§ EXERCISE DIRECTIONS
Write the entries below out again exactly; any picture in them stays out.

§ Records from a data source
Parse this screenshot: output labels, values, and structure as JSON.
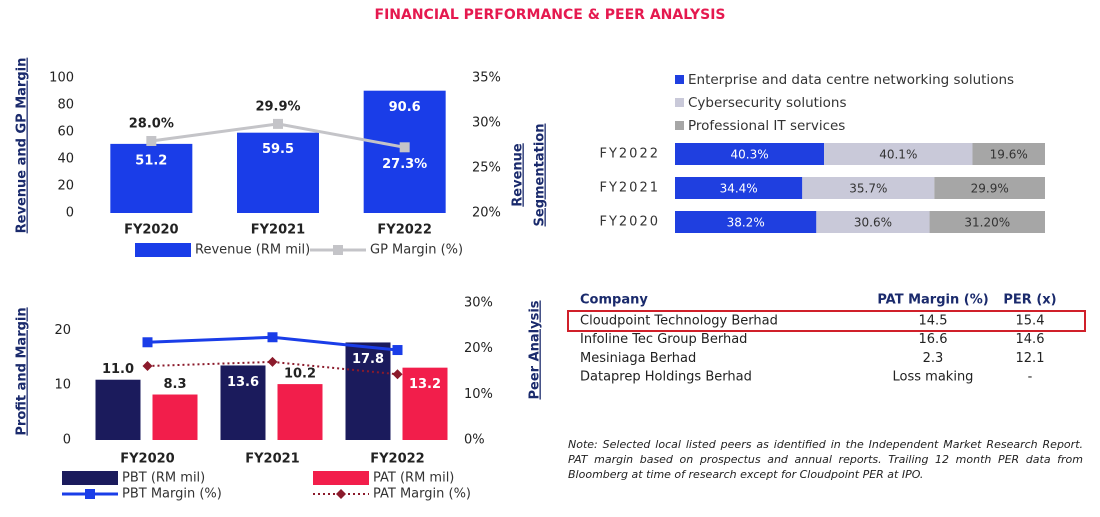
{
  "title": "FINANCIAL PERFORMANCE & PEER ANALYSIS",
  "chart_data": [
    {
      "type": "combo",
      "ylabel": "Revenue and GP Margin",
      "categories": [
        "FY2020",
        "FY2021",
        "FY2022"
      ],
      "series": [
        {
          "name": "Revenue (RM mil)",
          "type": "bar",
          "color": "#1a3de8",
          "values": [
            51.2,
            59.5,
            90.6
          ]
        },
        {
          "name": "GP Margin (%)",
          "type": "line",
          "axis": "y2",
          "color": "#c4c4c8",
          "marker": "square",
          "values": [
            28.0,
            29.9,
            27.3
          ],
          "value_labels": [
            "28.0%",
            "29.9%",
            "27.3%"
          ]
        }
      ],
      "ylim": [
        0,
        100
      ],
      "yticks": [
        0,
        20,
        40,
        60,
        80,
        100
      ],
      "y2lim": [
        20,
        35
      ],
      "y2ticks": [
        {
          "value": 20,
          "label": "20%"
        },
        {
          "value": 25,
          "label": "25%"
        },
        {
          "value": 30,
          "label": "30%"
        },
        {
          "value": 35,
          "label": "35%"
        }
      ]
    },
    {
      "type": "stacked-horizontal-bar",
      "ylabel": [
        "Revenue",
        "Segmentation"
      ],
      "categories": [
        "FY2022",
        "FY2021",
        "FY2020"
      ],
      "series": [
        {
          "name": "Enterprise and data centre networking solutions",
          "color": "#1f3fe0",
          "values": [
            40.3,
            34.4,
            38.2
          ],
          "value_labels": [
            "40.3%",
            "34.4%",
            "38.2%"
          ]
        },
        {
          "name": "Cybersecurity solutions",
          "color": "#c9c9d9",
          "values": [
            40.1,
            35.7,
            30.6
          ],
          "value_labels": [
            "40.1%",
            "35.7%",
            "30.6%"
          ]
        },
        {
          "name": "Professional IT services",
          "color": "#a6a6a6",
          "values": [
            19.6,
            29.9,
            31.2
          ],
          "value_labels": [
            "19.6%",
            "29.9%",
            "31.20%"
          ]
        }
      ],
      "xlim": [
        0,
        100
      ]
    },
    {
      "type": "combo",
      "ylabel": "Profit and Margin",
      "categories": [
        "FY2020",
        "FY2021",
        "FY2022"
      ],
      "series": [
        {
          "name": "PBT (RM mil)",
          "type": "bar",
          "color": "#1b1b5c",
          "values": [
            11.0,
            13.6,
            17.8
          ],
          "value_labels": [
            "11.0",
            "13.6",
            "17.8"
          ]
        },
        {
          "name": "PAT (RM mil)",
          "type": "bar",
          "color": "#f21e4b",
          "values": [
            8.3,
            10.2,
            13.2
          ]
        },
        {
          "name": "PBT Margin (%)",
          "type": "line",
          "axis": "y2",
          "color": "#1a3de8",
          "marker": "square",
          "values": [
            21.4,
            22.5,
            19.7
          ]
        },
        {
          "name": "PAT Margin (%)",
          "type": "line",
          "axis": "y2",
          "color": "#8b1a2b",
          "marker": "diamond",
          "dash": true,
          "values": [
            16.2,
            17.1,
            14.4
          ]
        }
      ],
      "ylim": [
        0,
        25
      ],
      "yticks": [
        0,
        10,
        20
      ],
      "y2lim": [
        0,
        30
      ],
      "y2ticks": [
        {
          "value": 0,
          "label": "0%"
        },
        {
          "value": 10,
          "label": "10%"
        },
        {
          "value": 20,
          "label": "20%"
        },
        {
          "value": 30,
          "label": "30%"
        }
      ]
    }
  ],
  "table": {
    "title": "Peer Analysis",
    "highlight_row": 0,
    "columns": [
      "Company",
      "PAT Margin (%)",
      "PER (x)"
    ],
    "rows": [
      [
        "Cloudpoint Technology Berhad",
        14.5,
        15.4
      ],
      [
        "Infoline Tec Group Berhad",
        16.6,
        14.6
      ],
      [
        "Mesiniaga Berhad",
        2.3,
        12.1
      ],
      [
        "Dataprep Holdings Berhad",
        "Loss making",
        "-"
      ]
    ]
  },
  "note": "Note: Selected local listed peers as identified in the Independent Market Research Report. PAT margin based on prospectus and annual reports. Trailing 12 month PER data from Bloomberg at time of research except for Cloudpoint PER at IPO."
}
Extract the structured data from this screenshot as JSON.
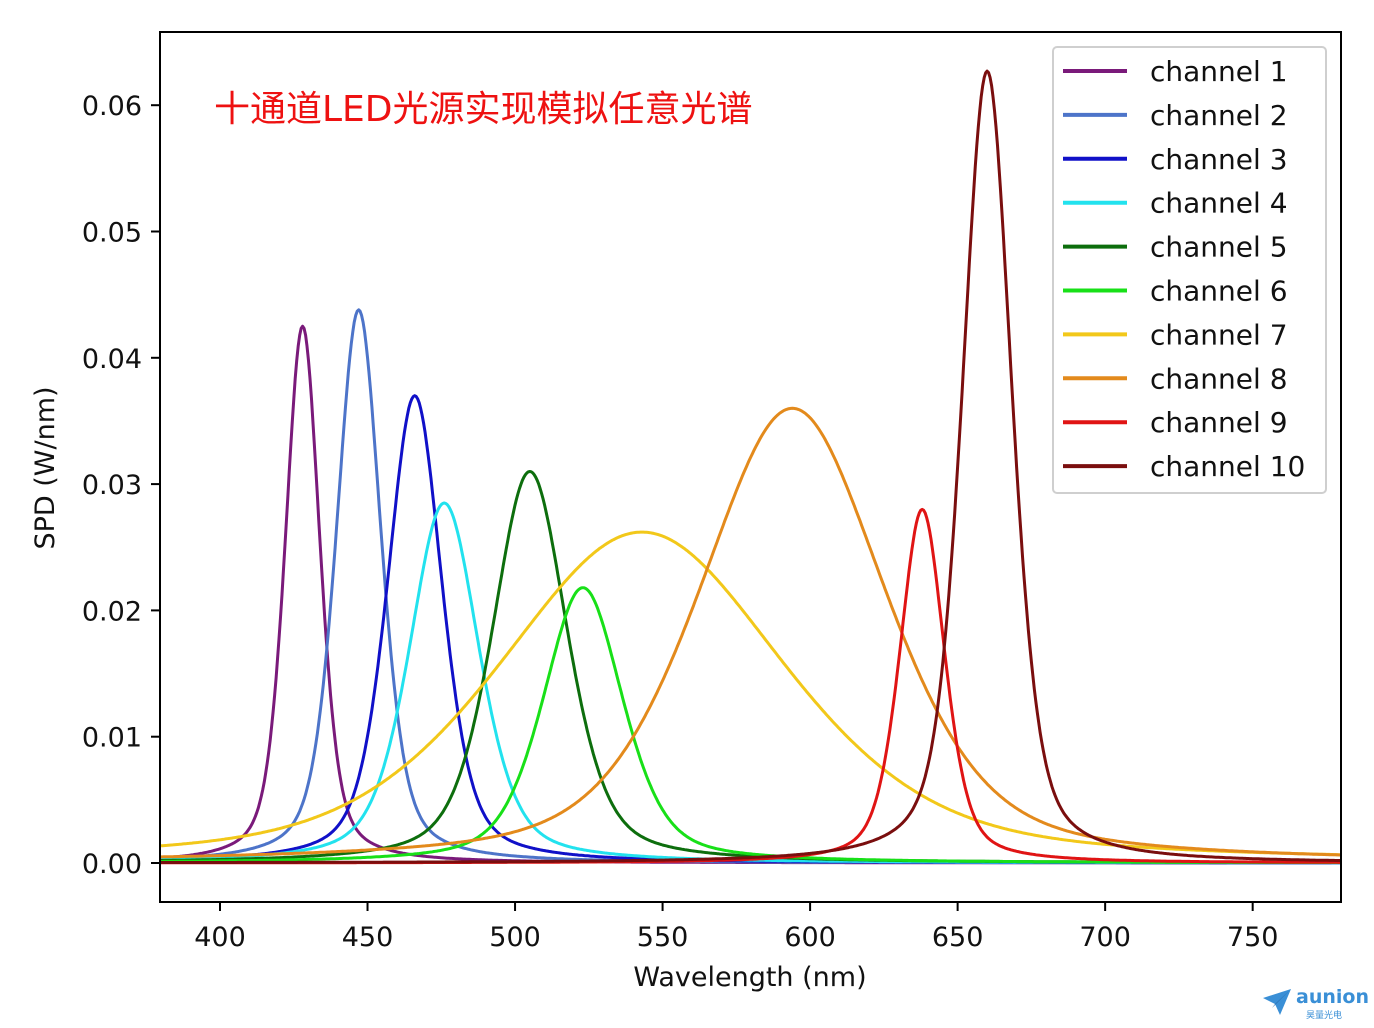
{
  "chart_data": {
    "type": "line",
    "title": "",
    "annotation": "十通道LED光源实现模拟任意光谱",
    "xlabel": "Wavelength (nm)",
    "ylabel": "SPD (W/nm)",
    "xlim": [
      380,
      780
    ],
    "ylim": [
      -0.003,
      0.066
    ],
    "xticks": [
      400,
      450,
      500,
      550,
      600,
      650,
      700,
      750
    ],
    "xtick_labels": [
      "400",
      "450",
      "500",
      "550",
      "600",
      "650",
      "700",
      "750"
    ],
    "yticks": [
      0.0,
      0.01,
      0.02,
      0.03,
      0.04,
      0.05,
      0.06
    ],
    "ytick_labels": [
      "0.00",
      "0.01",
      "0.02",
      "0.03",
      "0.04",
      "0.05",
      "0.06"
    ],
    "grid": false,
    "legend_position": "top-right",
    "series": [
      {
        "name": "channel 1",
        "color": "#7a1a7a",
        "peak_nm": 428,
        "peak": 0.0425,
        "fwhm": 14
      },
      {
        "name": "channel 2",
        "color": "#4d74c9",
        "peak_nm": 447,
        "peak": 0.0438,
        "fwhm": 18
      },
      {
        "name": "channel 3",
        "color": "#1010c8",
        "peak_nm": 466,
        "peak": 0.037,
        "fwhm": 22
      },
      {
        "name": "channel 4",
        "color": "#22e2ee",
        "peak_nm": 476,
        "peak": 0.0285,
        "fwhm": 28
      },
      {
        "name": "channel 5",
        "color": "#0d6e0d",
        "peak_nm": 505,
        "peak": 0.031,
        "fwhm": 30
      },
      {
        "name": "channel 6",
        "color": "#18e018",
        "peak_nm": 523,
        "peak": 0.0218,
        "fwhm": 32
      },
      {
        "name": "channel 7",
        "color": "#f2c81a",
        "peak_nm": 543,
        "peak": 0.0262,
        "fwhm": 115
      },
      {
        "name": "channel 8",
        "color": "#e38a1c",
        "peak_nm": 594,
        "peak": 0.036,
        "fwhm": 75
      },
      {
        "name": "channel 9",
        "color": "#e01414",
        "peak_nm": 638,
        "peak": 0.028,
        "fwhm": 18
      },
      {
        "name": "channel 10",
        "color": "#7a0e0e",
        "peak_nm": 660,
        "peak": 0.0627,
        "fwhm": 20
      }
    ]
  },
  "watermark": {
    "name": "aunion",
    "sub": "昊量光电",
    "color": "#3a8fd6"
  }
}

§ FINISHED TASK
Parse this screenshot: output labels, values, and structure as JSON.
{
  "title": "FINANCIAL PERFORMANCE & PEER ANALYSIS",
  "chart_data": [
    {
      "type": "combo",
      "ylabel": "Revenue and GP Margin",
      "categories": [
        "FY2020",
        "FY2021",
        "FY2022"
      ],
      "series": [
        {
          "name": "Revenue (RM mil)",
          "type": "bar",
          "color": "#1a3de8",
          "values": [
            51.2,
            59.5,
            90.6
          ]
        },
        {
          "name": "GP Margin (%)",
          "type": "line",
          "axis": "y2",
          "color": "#c4c4c8",
          "marker": "square",
          "values": [
            28.0,
            29.9,
            27.3
          ],
          "value_labels": [
            "28.0%",
            "29.9%",
            "27.3%"
          ]
        }
      ],
      "ylim": [
        0,
        100
      ],
      "yticks": [
        0,
        20,
        40,
        60,
        80,
        100
      ],
      "y2lim": [
        20,
        35
      ],
      "y2ticks": [
        {
          "value": 20,
          "label": "20%"
        },
        {
          "value": 25,
          "label": "25%"
        },
        {
          "value": 30,
          "label": "30%"
        },
        {
          "value": 35,
          "label": "35%"
        }
      ]
    },
    {
      "type": "stacked-horizontal-bar",
      "ylabel": [
        "Revenue",
        "Segmentation"
      ],
      "categories": [
        "FY2022",
        "FY2021",
        "FY2020"
      ],
      "series": [
        {
          "name": "Enterprise and data centre networking solutions",
          "color": "#1f3fe0",
          "values": [
            40.3,
            34.4,
            38.2
          ],
          "value_labels": [
            "40.3%",
            "34.4%",
            "38.2%"
          ]
        },
        {
          "name": "Cybersecurity solutions",
          "color": "#c9c9d9",
          "values": [
            40.1,
            35.7,
            30.6
          ],
          "value_labels": [
            "40.1%",
            "35.7%",
            "30.6%"
          ]
        },
        {
          "name": "Professional IT services",
          "color": "#a6a6a6",
          "values": [
            19.6,
            29.9,
            31.2
          ],
          "value_labels": [
            "19.6%",
            "29.9%",
            "31.20%"
          ]
        }
      ],
      "xlim": [
        0,
        100
      ]
    },
    {
      "type": "combo",
      "ylabel": "Profit and Margin",
      "categories": [
        "FY2020",
        "FY2021",
        "FY2022"
      ],
      "series": [
        {
          "name": "PBT (RM mil)",
          "type": "bar",
          "color": "#1b1b5c",
          "values": [
            11.0,
            13.6,
            17.8
          ],
          "value_labels": [
            "11.0",
            "13.6",
            "17.8"
          ]
        },
        {
          "name": "PAT (RM mil)",
          "type": "bar",
          "color": "#f21e4b",
          "values": [
            8.3,
            10.2,
            13.2
          ]
        },
        {
          "name": "PBT Margin (%)",
          "type": "line",
          "axis": "y2",
          "color": "#1a3de8",
          "marker": "square",
          "values": [
            21.4,
            22.5,
            19.7
          ]
        },
        {
          "name": "PAT Margin (%)",
          "type": "line",
          "axis": "y2",
          "color": "#8b1a2b",
          "marker": "diamond",
          "dash": true,
          "values": [
            16.2,
            17.1,
            14.4
          ]
        }
      ],
      "ylim": [
        0,
        25
      ],
      "yticks": [
        0,
        10,
        20
      ],
      "y2lim": [
        0,
        30
      ],
      "y2ticks": [
        {
          "value": 0,
          "label": "0%"
        },
        {
          "value": 10,
          "label": "10%"
        },
        {
          "value": 20,
          "label": "20%"
        },
        {
          "value": 30,
          "label": "30%"
        }
      ]
    }
  ],
  "table": {
    "title": "Peer Analysis",
    "highlight_row": 0,
    "columns": [
      "Company",
      "PAT Margin (%)",
      "PER (x)"
    ],
    "rows": [
      [
        "Cloudpoint Technology Berhad",
        14.5,
        15.4
      ],
      [
        "Infoline Tec Group Berhad",
        16.6,
        14.6
      ],
      [
        "Mesiniaga Berhad",
        2.3,
        12.1
      ],
      [
        "Dataprep Holdings Berhad",
        "Loss making",
        "-"
      ]
    ]
  },
  "note": "Note: Selected local listed peers as identified in the Independent Market Research Report. PAT margin based on prospectus and annual reports. Trailing 12 month PER data from Bloomberg at time of research except for Cloudpoint PER at IPO."
}
Extract the structured data from this screenshot as JSON.
{
  "chart_data": {
    "type": "line",
    "title": "",
    "annotation": "十通道LED光源实现模拟任意光谱",
    "xlabel": "Wavelength (nm)",
    "ylabel": "SPD (W/nm)",
    "xlim": [
      380,
      780
    ],
    "ylim": [
      -0.003,
      0.066
    ],
    "xticks": [
      400,
      450,
      500,
      550,
      600,
      650,
      700,
      750
    ],
    "xtick_labels": [
      "400",
      "450",
      "500",
      "550",
      "600",
      "650",
      "700",
      "750"
    ],
    "yticks": [
      0.0,
      0.01,
      0.02,
      0.03,
      0.04,
      0.05,
      0.06
    ],
    "ytick_labels": [
      "0.00",
      "0.01",
      "0.02",
      "0.03",
      "0.04",
      "0.05",
      "0.06"
    ],
    "grid": false,
    "legend_position": "top-right",
    "series": [
      {
        "name": "channel 1",
        "color": "#7a1a7a",
        "peak_nm": 428,
        "peak": 0.0425,
        "fwhm": 14
      },
      {
        "name": "channel 2",
        "color": "#4d74c9",
        "peak_nm": 447,
        "peak": 0.0438,
        "fwhm": 18
      },
      {
        "name": "channel 3",
        "color": "#1010c8",
        "peak_nm": 466,
        "peak": 0.037,
        "fwhm": 22
      },
      {
        "name": "channel 4",
        "color": "#22e2ee",
        "peak_nm": 476,
        "peak": 0.0285,
        "fwhm": 28
      },
      {
        "name": "channel 5",
        "color": "#0d6e0d",
        "peak_nm": 505,
        "peak": 0.031,
        "fwhm": 30
      },
      {
        "name": "channel 6",
        "color": "#18e018",
        "peak_nm": 523,
        "peak": 0.0218,
        "fwhm": 32
      },
      {
        "name": "channel 7",
        "color": "#f2c81a",
        "peak_nm": 543,
        "peak": 0.0262,
        "fwhm": 115
      },
      {
        "name": "channel 8",
        "color": "#e38a1c",
        "peak_nm": 594,
        "peak": 0.036,
        "fwhm": 75
      },
      {
        "name": "channel 9",
        "color": "#e01414",
        "peak_nm": 638,
        "peak": 0.028,
        "fwhm": 18
      },
      {
        "name": "channel 10",
        "color": "#7a0e0e",
        "peak_nm": 660,
        "peak": 0.0627,
        "fwhm": 20
      }
    ]
  },
  "watermark": {
    "name": "aunion",
    "sub": "昊量光电",
    "color": "#3a8fd6"
  }
}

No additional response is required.